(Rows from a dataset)
↓↓↓
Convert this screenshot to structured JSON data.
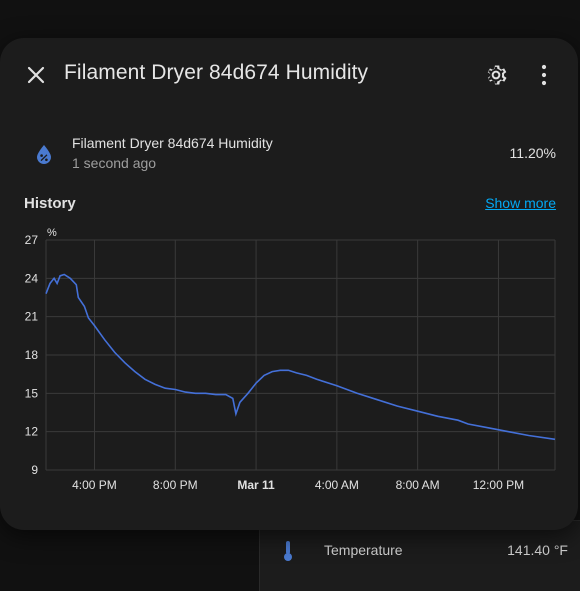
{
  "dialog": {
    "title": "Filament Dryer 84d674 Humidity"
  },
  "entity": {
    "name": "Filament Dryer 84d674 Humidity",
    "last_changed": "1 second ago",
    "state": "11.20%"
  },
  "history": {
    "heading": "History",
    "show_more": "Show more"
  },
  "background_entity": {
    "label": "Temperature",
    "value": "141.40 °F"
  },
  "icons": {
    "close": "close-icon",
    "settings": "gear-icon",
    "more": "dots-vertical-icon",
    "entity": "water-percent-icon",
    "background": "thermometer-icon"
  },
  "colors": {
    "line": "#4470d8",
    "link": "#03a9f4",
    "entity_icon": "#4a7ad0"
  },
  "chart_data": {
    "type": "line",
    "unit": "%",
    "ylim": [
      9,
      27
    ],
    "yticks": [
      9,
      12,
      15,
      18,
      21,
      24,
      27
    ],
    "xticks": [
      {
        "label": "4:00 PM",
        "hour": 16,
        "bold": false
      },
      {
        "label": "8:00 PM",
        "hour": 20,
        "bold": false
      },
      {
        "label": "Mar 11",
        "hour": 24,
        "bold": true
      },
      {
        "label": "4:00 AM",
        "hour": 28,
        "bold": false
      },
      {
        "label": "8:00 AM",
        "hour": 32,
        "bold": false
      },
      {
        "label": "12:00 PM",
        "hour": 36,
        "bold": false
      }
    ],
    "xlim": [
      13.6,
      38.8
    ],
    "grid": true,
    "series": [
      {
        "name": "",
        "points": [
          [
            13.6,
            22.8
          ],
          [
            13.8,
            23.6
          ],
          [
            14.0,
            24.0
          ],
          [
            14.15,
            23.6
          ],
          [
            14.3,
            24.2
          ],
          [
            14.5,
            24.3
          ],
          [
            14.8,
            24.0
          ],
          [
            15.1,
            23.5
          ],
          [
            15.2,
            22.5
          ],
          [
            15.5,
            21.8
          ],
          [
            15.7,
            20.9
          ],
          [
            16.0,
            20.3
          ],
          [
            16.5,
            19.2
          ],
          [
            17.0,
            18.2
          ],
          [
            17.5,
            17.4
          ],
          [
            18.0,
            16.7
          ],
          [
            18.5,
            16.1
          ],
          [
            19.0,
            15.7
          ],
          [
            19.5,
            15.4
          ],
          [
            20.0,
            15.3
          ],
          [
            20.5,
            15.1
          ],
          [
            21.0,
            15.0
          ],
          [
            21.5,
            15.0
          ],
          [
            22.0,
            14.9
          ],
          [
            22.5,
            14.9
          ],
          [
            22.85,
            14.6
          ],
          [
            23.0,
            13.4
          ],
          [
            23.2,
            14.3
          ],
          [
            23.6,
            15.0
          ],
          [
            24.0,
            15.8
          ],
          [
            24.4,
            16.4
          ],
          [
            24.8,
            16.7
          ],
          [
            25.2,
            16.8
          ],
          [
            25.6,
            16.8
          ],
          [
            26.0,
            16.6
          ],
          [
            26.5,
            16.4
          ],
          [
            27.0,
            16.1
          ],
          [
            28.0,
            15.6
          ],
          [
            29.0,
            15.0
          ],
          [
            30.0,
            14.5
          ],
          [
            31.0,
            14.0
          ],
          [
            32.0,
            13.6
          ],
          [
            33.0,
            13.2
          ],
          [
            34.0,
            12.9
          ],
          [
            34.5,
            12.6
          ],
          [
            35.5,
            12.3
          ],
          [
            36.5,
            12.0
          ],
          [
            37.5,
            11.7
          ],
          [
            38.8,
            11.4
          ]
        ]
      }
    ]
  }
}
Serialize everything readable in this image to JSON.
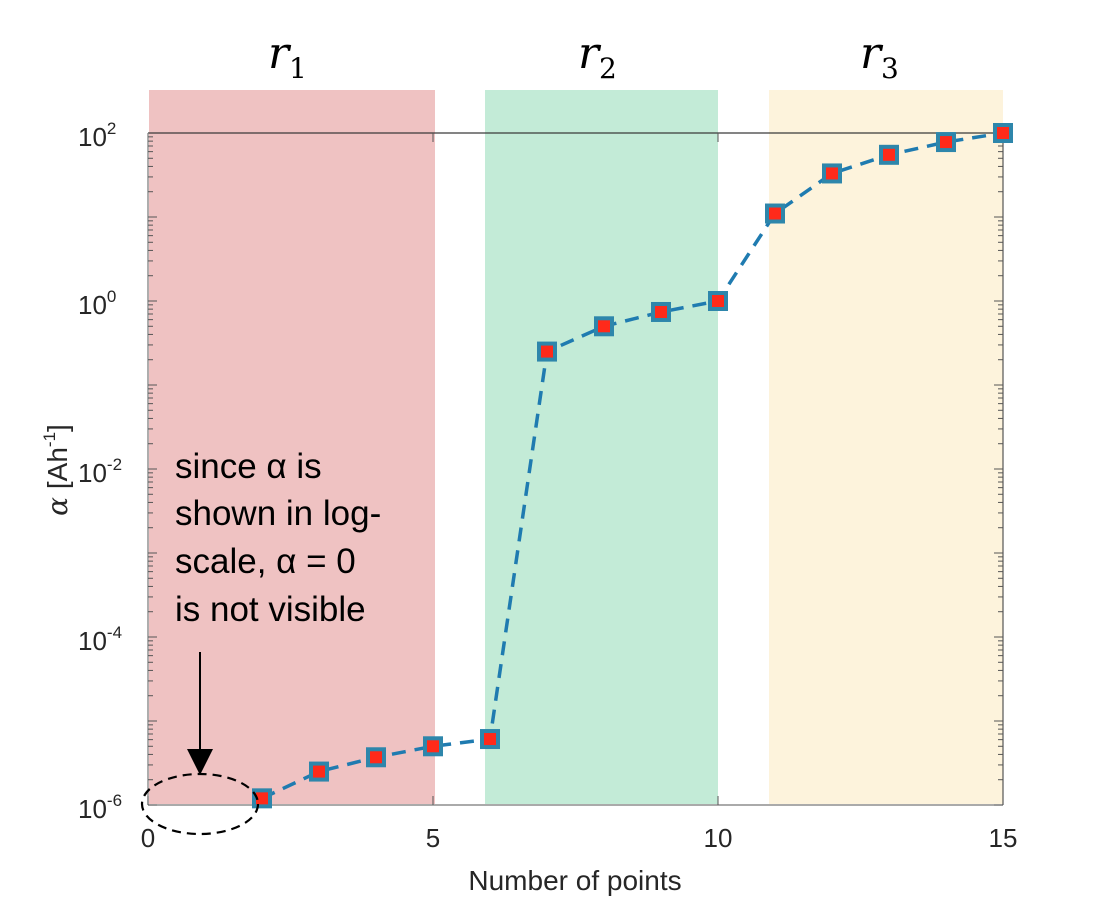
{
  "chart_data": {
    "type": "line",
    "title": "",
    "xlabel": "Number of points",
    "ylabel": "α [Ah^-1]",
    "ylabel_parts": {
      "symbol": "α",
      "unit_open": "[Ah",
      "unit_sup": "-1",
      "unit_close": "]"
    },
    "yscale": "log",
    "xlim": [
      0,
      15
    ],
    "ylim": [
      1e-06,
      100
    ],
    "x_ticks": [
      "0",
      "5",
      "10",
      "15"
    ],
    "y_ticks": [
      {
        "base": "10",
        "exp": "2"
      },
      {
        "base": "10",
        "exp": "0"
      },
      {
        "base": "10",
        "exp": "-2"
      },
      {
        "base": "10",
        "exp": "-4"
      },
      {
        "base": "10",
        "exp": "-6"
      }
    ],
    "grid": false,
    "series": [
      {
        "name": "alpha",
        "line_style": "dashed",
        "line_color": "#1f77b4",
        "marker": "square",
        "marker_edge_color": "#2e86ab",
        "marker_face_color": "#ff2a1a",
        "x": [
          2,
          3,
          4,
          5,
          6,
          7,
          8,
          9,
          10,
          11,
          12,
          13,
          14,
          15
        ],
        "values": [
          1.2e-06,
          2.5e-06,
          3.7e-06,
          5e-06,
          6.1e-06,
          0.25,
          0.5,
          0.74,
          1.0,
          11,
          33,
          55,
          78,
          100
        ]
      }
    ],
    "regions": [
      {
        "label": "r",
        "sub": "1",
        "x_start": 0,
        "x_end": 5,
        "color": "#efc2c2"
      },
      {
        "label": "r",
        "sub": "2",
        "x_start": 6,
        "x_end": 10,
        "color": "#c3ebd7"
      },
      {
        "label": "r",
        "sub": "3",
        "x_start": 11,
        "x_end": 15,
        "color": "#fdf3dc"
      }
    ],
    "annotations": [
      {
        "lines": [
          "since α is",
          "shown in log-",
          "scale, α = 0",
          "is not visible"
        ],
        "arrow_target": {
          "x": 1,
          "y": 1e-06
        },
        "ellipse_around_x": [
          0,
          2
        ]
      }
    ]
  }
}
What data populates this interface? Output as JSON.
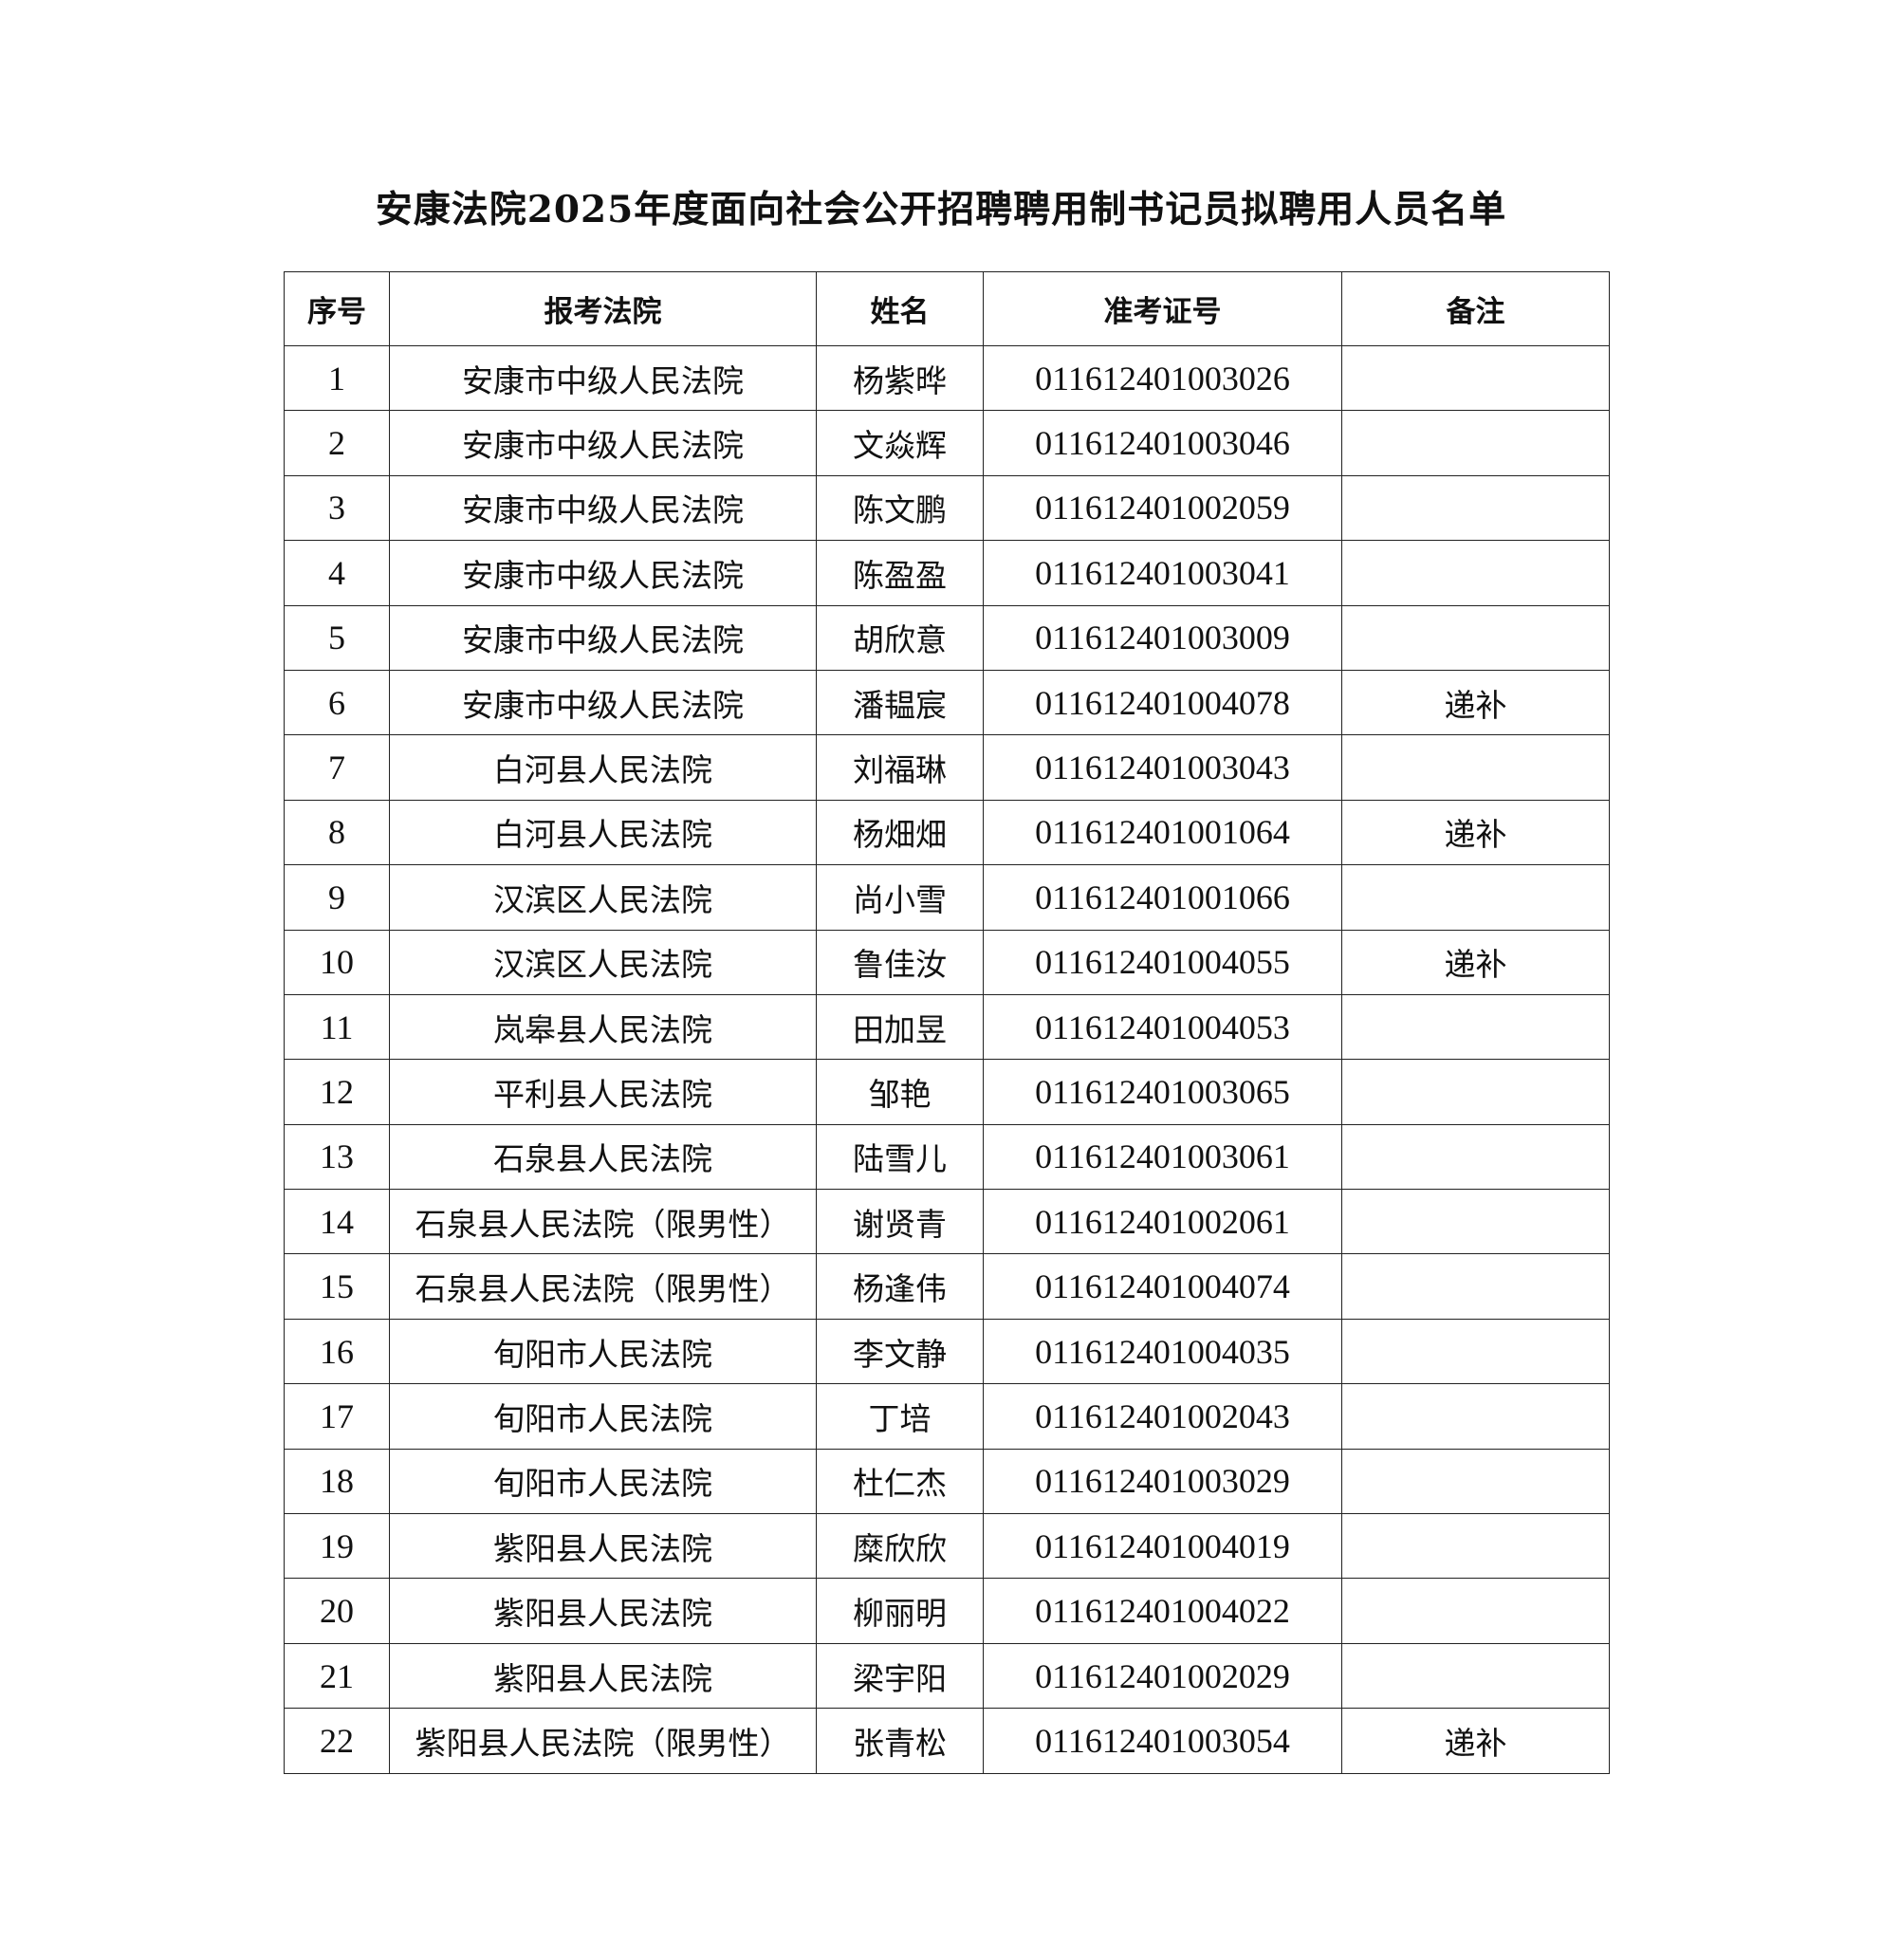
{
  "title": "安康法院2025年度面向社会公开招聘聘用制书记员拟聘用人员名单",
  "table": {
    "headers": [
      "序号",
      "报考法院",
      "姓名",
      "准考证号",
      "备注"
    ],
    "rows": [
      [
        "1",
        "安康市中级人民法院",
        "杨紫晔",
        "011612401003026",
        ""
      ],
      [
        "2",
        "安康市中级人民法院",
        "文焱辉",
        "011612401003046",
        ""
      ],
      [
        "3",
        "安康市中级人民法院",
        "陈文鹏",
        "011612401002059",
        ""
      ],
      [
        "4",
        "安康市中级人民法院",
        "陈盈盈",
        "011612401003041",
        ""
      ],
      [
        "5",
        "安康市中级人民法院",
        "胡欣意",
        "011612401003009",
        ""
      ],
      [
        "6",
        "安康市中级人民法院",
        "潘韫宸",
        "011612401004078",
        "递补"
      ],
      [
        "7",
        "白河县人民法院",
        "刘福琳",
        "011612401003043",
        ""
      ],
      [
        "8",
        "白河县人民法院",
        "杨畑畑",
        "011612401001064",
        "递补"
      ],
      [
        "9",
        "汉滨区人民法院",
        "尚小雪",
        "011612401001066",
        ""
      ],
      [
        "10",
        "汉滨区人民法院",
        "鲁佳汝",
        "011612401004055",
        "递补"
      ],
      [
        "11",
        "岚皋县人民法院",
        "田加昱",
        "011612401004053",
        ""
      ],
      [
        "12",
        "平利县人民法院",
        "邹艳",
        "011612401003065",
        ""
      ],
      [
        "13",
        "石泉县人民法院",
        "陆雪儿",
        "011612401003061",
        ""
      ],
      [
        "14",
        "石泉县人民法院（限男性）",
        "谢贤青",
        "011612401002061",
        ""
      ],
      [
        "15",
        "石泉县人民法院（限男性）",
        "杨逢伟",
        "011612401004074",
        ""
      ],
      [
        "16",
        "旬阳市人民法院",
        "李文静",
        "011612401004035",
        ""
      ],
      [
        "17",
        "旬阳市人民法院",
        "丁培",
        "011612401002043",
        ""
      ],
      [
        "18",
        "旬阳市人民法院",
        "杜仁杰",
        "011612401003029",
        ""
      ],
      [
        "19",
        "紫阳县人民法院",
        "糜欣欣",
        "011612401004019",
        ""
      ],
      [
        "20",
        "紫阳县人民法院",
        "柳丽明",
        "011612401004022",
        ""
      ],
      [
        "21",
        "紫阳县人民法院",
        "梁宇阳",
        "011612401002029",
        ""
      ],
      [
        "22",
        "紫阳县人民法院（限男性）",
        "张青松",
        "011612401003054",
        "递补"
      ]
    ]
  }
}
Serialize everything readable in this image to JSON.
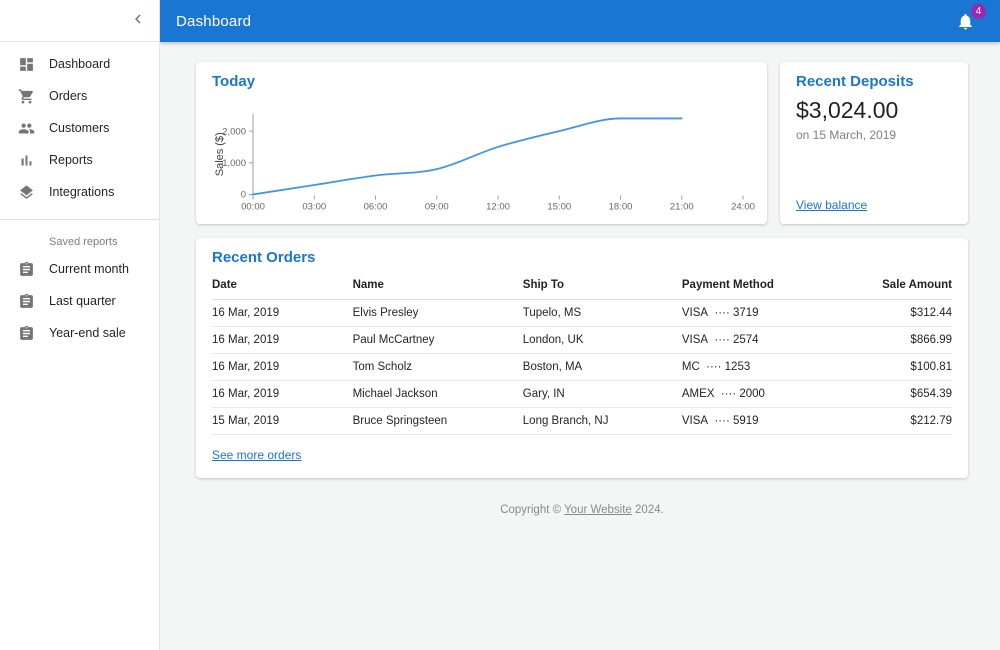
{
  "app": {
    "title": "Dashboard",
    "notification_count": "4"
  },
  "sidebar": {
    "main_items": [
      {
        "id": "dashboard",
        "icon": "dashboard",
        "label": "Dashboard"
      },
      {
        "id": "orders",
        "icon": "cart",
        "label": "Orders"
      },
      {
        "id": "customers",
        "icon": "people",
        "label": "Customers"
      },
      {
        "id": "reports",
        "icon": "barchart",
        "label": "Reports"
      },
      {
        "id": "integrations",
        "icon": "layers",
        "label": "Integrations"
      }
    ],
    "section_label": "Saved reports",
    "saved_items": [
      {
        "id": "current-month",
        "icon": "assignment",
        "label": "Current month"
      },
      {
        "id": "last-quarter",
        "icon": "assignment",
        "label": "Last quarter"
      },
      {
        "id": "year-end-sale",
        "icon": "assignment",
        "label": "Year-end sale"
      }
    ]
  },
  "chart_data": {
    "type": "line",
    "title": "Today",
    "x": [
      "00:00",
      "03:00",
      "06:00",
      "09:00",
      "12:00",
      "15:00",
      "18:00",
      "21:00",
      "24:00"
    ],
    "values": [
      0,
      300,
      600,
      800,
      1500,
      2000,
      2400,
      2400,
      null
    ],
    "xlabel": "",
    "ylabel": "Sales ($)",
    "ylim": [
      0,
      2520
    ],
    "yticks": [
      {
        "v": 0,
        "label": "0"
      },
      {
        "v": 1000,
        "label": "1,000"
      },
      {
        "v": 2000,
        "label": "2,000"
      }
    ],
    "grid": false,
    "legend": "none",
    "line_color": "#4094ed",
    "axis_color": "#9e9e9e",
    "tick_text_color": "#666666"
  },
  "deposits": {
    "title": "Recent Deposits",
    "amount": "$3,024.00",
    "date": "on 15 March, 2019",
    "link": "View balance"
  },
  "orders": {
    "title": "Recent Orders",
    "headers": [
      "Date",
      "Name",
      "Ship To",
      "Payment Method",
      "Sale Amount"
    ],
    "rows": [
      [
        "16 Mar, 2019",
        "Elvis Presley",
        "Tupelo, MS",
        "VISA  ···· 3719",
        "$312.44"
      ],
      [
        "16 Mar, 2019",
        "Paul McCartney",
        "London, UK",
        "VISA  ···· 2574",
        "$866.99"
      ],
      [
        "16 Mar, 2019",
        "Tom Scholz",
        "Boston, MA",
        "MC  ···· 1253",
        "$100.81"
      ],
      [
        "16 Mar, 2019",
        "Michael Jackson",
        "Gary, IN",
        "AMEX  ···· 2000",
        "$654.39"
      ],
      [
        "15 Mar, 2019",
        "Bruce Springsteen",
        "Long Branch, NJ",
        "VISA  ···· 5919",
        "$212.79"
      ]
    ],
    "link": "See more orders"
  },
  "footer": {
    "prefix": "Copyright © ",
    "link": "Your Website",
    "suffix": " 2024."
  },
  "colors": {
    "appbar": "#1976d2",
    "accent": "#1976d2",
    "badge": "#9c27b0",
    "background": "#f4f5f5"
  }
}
↑↑↑
*Goal*:
How many lines in these entries contain the string "Recent"? State the number and nothing more.

*Task result*:
2